#### [REQUIRED TASK]
Beneath this task is a listing; retype all of it exactly.

## BEGIN INPUT

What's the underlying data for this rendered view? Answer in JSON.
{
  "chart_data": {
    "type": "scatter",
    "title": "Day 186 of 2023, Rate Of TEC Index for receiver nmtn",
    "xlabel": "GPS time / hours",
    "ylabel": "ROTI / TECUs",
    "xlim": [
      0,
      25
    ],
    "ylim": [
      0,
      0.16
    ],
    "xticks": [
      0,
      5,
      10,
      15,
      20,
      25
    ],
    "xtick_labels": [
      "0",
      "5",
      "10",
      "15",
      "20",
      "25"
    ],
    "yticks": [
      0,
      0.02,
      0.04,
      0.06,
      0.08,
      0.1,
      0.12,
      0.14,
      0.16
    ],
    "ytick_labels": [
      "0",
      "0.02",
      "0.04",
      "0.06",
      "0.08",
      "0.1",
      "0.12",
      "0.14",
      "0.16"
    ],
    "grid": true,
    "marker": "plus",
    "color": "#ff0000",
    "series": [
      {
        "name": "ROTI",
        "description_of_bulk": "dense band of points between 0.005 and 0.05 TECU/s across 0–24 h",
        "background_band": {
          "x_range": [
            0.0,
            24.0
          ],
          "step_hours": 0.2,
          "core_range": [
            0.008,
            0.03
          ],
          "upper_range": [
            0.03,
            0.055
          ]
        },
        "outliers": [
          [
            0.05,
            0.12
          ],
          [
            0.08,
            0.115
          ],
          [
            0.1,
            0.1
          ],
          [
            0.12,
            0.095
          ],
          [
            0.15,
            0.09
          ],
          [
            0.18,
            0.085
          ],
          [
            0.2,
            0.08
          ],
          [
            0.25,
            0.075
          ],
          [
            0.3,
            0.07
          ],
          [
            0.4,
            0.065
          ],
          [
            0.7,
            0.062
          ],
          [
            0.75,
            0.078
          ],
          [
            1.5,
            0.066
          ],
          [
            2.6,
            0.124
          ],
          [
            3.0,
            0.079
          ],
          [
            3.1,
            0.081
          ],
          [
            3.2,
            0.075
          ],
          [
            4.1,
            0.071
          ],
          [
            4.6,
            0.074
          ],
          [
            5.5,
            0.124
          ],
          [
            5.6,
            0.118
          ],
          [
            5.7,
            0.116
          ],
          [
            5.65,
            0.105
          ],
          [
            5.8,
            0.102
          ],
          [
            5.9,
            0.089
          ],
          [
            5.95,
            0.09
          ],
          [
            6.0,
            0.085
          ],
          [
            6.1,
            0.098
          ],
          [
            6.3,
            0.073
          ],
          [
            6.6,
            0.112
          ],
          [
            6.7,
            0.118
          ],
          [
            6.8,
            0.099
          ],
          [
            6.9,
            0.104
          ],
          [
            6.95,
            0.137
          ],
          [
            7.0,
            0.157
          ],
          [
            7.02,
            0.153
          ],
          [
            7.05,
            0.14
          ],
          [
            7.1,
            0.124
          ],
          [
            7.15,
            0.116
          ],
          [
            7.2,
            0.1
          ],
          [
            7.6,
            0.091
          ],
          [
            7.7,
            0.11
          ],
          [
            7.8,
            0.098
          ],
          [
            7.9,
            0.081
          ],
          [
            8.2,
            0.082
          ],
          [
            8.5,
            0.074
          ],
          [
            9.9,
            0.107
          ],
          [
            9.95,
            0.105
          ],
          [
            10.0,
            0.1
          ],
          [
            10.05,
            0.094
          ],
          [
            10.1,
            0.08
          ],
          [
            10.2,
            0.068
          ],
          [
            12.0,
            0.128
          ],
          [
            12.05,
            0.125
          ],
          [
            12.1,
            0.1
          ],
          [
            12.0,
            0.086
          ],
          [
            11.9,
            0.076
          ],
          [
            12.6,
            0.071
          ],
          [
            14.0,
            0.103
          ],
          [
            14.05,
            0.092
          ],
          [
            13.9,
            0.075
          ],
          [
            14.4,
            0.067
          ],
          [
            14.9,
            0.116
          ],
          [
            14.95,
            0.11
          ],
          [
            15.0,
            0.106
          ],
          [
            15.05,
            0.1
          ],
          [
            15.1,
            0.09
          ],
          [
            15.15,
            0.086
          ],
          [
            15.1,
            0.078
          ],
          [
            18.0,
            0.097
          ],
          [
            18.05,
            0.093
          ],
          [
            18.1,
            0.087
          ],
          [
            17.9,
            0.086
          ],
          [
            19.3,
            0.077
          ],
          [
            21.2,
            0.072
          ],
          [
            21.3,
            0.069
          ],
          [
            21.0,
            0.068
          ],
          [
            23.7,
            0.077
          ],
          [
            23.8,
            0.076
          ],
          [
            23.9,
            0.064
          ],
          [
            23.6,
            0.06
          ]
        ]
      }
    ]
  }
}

## END INPUT

#### [WORKED SOLUTION]
What's the underlying data for this rendered view? Answer in JSON.
{
  "chart_data": {
    "type": "scatter",
    "title": "Day 186 of 2023, Rate Of TEC Index for receiver nmtn",
    "xlabel": "GPS time / hours",
    "ylabel": "ROTI / TECUs",
    "xlim": [
      0,
      25
    ],
    "ylim": [
      0,
      0.16
    ],
    "xticks": [
      0,
      5,
      10,
      15,
      20,
      25
    ],
    "xtick_labels": [
      "0",
      "5",
      "10",
      "15",
      "20",
      "25"
    ],
    "yticks": [
      0,
      0.02,
      0.04,
      0.06,
      0.08,
      0.1,
      0.12,
      0.14,
      0.16
    ],
    "ytick_labels": [
      "0",
      "0.02",
      "0.04",
      "0.06",
      "0.08",
      "0.1",
      "0.12",
      "0.14",
      "0.16"
    ],
    "grid": true,
    "marker": "plus",
    "color": "#ff0000",
    "series": [
      {
        "name": "ROTI",
        "description_of_bulk": "dense band of points between 0.005 and 0.05 TECU/s across 0–24 h",
        "background_band": {
          "x_range": [
            0.0,
            24.0
          ],
          "step_hours": 0.2,
          "core_range": [
            0.008,
            0.03
          ],
          "upper_range": [
            0.03,
            0.055
          ]
        },
        "outliers": [
          [
            0.05,
            0.12
          ],
          [
            0.08,
            0.115
          ],
          [
            0.1,
            0.1
          ],
          [
            0.12,
            0.095
          ],
          [
            0.15,
            0.09
          ],
          [
            0.18,
            0.085
          ],
          [
            0.2,
            0.08
          ],
          [
            0.25,
            0.075
          ],
          [
            0.3,
            0.07
          ],
          [
            0.4,
            0.065
          ],
          [
            0.7,
            0.062
          ],
          [
            0.75,
            0.078
          ],
          [
            1.5,
            0.066
          ],
          [
            2.6,
            0.124
          ],
          [
            3.0,
            0.079
          ],
          [
            3.1,
            0.081
          ],
          [
            3.2,
            0.075
          ],
          [
            4.1,
            0.071
          ],
          [
            4.6,
            0.074
          ],
          [
            5.5,
            0.124
          ],
          [
            5.6,
            0.118
          ],
          [
            5.7,
            0.116
          ],
          [
            5.65,
            0.105
          ],
          [
            5.8,
            0.102
          ],
          [
            5.9,
            0.089
          ],
          [
            5.95,
            0.09
          ],
          [
            6.0,
            0.085
          ],
          [
            6.1,
            0.098
          ],
          [
            6.3,
            0.073
          ],
          [
            6.6,
            0.112
          ],
          [
            6.7,
            0.118
          ],
          [
            6.8,
            0.099
          ],
          [
            6.9,
            0.104
          ],
          [
            6.95,
            0.137
          ],
          [
            7.0,
            0.157
          ],
          [
            7.02,
            0.153
          ],
          [
            7.05,
            0.14
          ],
          [
            7.1,
            0.124
          ],
          [
            7.15,
            0.116
          ],
          [
            7.2,
            0.1
          ],
          [
            7.6,
            0.091
          ],
          [
            7.7,
            0.11
          ],
          [
            7.8,
            0.098
          ],
          [
            7.9,
            0.081
          ],
          [
            8.2,
            0.082
          ],
          [
            8.5,
            0.074
          ],
          [
            9.9,
            0.107
          ],
          [
            9.95,
            0.105
          ],
          [
            10.0,
            0.1
          ],
          [
            10.05,
            0.094
          ],
          [
            10.1,
            0.08
          ],
          [
            10.2,
            0.068
          ],
          [
            12.0,
            0.128
          ],
          [
            12.05,
            0.125
          ],
          [
            12.1,
            0.1
          ],
          [
            12.0,
            0.086
          ],
          [
            11.9,
            0.076
          ],
          [
            12.6,
            0.071
          ],
          [
            14.0,
            0.103
          ],
          [
            14.05,
            0.092
          ],
          [
            13.9,
            0.075
          ],
          [
            14.4,
            0.067
          ],
          [
            14.9,
            0.116
          ],
          [
            14.95,
            0.11
          ],
          [
            15.0,
            0.106
          ],
          [
            15.05,
            0.1
          ],
          [
            15.1,
            0.09
          ],
          [
            15.15,
            0.086
          ],
          [
            15.1,
            0.078
          ],
          [
            18.0,
            0.097
          ],
          [
            18.05,
            0.093
          ],
          [
            18.1,
            0.087
          ],
          [
            17.9,
            0.086
          ],
          [
            19.3,
            0.077
          ],
          [
            21.2,
            0.072
          ],
          [
            21.3,
            0.069
          ],
          [
            21.0,
            0.068
          ],
          [
            23.7,
            0.077
          ],
          [
            23.8,
            0.076
          ],
          [
            23.9,
            0.064
          ],
          [
            23.6,
            0.06
          ]
        ]
      }
    ]
  }
}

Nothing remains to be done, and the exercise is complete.